REQUIREMENTS = Go through the data below and gather each line containing "description".

RECORDS FOR THE EXERCISE =
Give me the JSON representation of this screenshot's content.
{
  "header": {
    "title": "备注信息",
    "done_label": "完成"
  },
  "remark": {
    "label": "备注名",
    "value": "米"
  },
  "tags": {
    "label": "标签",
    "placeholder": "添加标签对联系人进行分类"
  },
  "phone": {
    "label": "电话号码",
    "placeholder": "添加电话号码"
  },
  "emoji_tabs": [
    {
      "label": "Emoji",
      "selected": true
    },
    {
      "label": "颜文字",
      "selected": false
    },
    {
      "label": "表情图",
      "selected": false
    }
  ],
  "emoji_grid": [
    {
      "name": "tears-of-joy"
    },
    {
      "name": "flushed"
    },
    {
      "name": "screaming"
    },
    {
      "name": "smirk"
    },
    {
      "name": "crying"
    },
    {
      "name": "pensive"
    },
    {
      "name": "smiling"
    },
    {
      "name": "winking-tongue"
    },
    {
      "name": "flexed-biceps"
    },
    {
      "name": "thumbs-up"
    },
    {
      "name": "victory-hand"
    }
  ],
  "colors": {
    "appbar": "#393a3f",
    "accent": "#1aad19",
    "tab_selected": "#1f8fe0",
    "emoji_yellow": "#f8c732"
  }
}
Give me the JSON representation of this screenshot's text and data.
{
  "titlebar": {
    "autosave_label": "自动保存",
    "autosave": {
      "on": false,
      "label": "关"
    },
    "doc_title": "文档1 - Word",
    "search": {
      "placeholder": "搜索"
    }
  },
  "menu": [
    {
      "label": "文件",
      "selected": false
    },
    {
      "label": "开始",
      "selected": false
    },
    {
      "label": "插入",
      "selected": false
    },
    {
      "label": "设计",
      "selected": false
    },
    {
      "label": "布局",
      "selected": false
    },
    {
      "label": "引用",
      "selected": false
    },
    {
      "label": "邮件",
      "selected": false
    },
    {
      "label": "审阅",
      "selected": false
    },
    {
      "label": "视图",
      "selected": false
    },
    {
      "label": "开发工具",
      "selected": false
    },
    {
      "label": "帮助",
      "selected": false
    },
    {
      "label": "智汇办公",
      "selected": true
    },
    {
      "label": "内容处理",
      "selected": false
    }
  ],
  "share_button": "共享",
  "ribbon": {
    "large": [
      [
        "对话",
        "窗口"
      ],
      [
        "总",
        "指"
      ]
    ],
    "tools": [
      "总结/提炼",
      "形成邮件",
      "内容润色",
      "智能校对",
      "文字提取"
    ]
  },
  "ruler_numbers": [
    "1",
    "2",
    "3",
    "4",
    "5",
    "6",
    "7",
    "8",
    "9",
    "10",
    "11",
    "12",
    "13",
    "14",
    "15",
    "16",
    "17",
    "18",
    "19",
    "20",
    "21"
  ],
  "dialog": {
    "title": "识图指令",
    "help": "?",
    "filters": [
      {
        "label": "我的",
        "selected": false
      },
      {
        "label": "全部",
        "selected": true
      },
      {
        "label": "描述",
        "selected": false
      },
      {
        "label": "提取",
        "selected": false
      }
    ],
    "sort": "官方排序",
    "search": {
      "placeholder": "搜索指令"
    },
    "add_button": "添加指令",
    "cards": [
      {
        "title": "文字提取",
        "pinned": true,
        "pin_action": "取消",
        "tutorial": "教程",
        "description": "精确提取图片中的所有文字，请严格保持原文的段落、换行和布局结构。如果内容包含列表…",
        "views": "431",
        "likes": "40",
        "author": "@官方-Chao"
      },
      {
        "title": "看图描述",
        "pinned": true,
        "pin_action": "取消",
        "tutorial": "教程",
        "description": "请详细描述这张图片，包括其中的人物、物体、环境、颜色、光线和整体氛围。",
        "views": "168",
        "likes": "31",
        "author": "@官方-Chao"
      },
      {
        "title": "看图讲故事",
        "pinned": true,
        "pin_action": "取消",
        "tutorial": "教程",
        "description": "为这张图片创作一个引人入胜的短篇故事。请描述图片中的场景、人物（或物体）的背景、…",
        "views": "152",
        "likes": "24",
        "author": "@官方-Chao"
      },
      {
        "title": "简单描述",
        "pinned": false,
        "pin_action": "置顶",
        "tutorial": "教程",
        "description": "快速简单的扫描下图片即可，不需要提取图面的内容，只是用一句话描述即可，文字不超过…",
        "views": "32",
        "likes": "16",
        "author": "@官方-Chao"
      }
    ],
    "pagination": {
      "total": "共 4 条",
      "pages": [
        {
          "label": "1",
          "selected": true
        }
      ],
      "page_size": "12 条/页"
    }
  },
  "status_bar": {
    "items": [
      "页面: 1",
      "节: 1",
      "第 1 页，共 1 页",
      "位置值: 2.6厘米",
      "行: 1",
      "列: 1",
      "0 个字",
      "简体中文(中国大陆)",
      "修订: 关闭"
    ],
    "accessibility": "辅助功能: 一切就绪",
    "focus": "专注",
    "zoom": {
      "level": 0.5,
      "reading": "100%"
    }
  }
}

RESULT OF THIS EXERCISE =
        "description": "精确提取图片中的所有文字，请严格保持原文的段落、换行和布局结构。如果内容包含列表…",
        "description": "请详细描述这张图片，包括其中的人物、物体、环境、颜色、光线和整体氛围。",
        "description": "为这张图片创作一个引人入胜的短篇故事。请描述图片中的场景、人物（或物体）的背景、…",
        "description": "快速简单的扫描下图片即可，不需要提取图面的内容，只是用一句话描述即可，文字不超过…",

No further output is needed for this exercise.